▸ Task instructions: Make an exact copy of the records, with the images left out.
━━━━━ Records for the exercise
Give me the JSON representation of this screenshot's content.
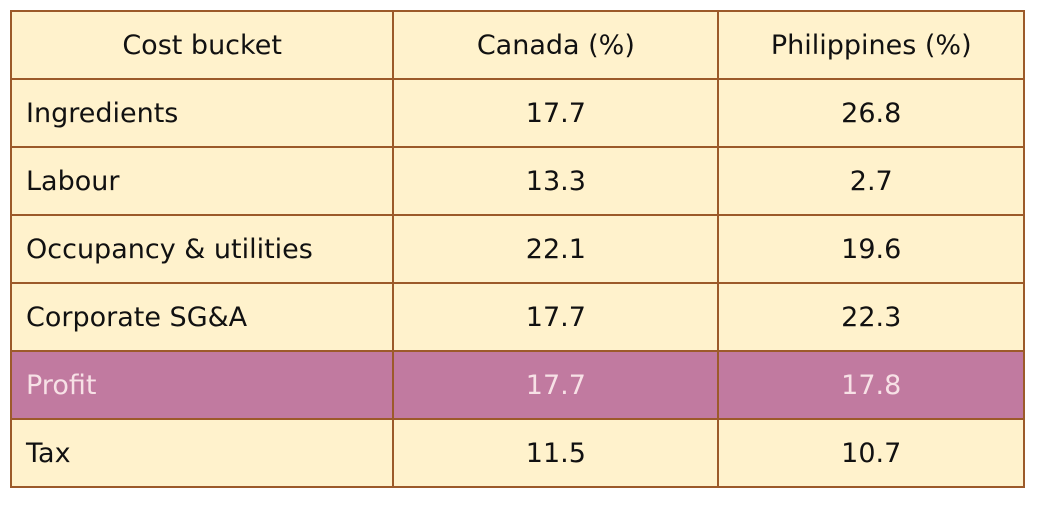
{
  "table": {
    "header": [
      "Cost bucket",
      "Canada (%)",
      "Philippines (%)"
    ],
    "rows": [
      [
        "Ingredients",
        17.7,
        26.8
      ],
      [
        "Labour",
        13.3,
        2.7
      ],
      [
        "Occupancy & utilities",
        22.1,
        19.6
      ],
      [
        "Corporate SG&A",
        17.7,
        22.3
      ],
      [
        "Profit",
        17.7,
        17.8
      ],
      [
        "Tax",
        11.5,
        10.7
      ]
    ]
  }
}
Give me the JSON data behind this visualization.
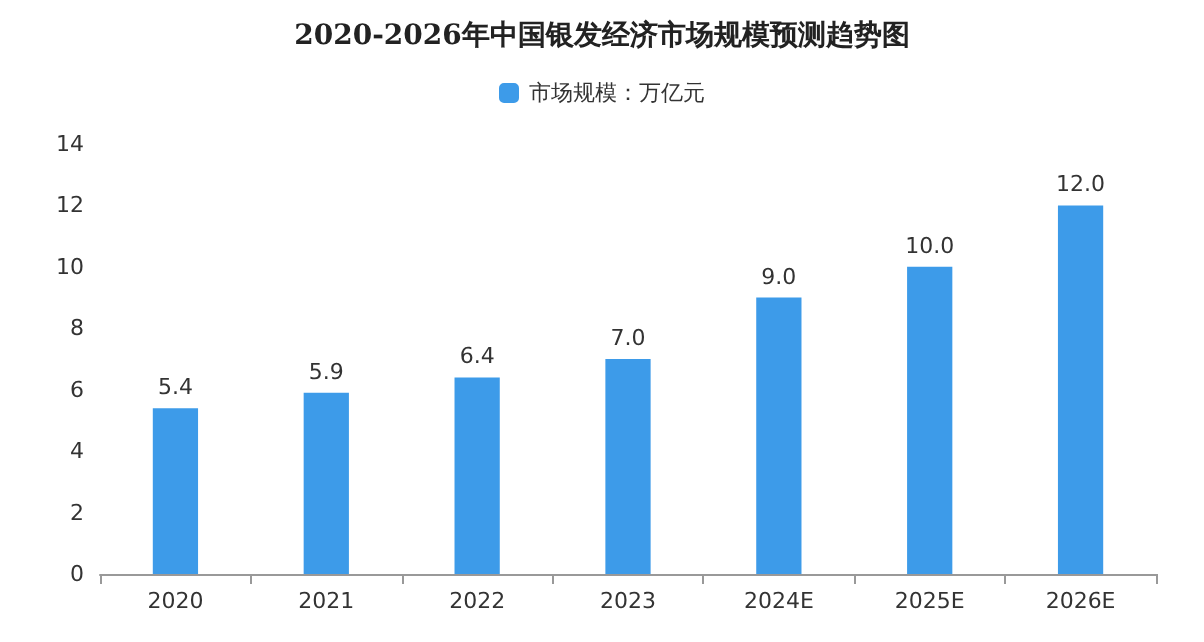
{
  "chart_data": {
    "type": "bar",
    "title": "2020-2026年中国银发经济市场规模预测趋势图",
    "categories": [
      "2020",
      "2021",
      "2022",
      "2023",
      "2024E",
      "2025E",
      "2026E"
    ],
    "series": [
      {
        "name": "市场规模：万亿元",
        "color": "#3d9be9",
        "values": [
          5.4,
          5.9,
          6.4,
          7.0,
          9.0,
          10.0,
          12.0
        ]
      }
    ],
    "value_labels": [
      "5.4",
      "5.9",
      "6.4",
      "7.0",
      "9.0",
      "10.0",
      "12.0"
    ],
    "ylim": [
      0,
      14
    ],
    "yticks": [
      0,
      2,
      4,
      6,
      8,
      10,
      12,
      14
    ],
    "grid": false,
    "legend": "top"
  }
}
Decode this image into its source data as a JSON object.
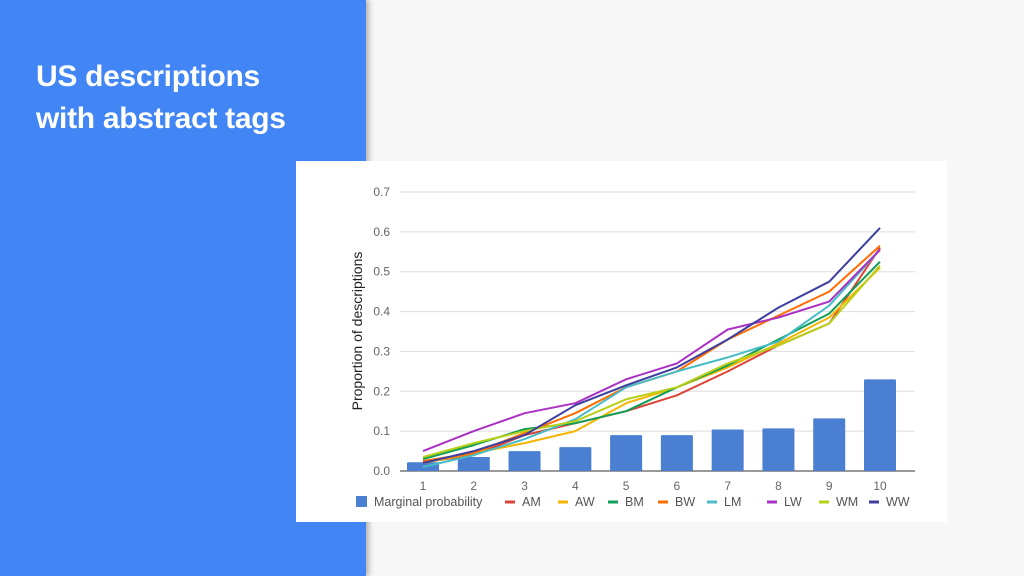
━━━━━━━━━━
▸ Task solution:
Give me the JSON representation of this screenshot's content.
{
  "table": {
    "header": [
      "Cost bucket",
      "Canada (%)",
      "Philippines (%)"
    ],
    "rows": [
      [
        "Ingredients",
        17.7,
        26.8
      ],
      [
        "Labour",
        13.3,
        2.7
      ],
      [
        "Occupancy & utilities",
        22.1,
        19.6
      ],
      [
        "Corporate SG&A",
        17.7,
        22.3
      ],
      [
        "Profit",
        17.7,
        17.8
      ],
      [
        "Tax",
        11.5,
        10.7
      ]
    ]
  }
}
Give me the JSON data behind this visualization.
{
  "chart_data": {
    "type": "bar",
    "title": "2020-2026年中国银发经济市场规模预测趋势图",
    "categories": [
      "2020",
      "2021",
      "2022",
      "2023",
      "2024E",
      "2025E",
      "2026E"
    ],
    "series": [
      {
        "name": "市场规模：万亿元",
        "color": "#3d9be9",
        "values": [
          5.4,
          5.9,
          6.4,
          7.0,
          9.0,
          10.0,
          12.0
        ]
      }
    ],
    "value_labels": [
      "5.4",
      "5.9",
      "6.4",
      "7.0",
      "9.0",
      "10.0",
      "12.0"
    ],
    "ylim": [
      0,
      14
    ],
    "yticks": [
      0,
      2,
      4,
      6,
      8,
      10,
      12,
      14
    ],
    "grid": false,
    "legend": "top"
  }
}
Decode this image into its source data as a JSON object.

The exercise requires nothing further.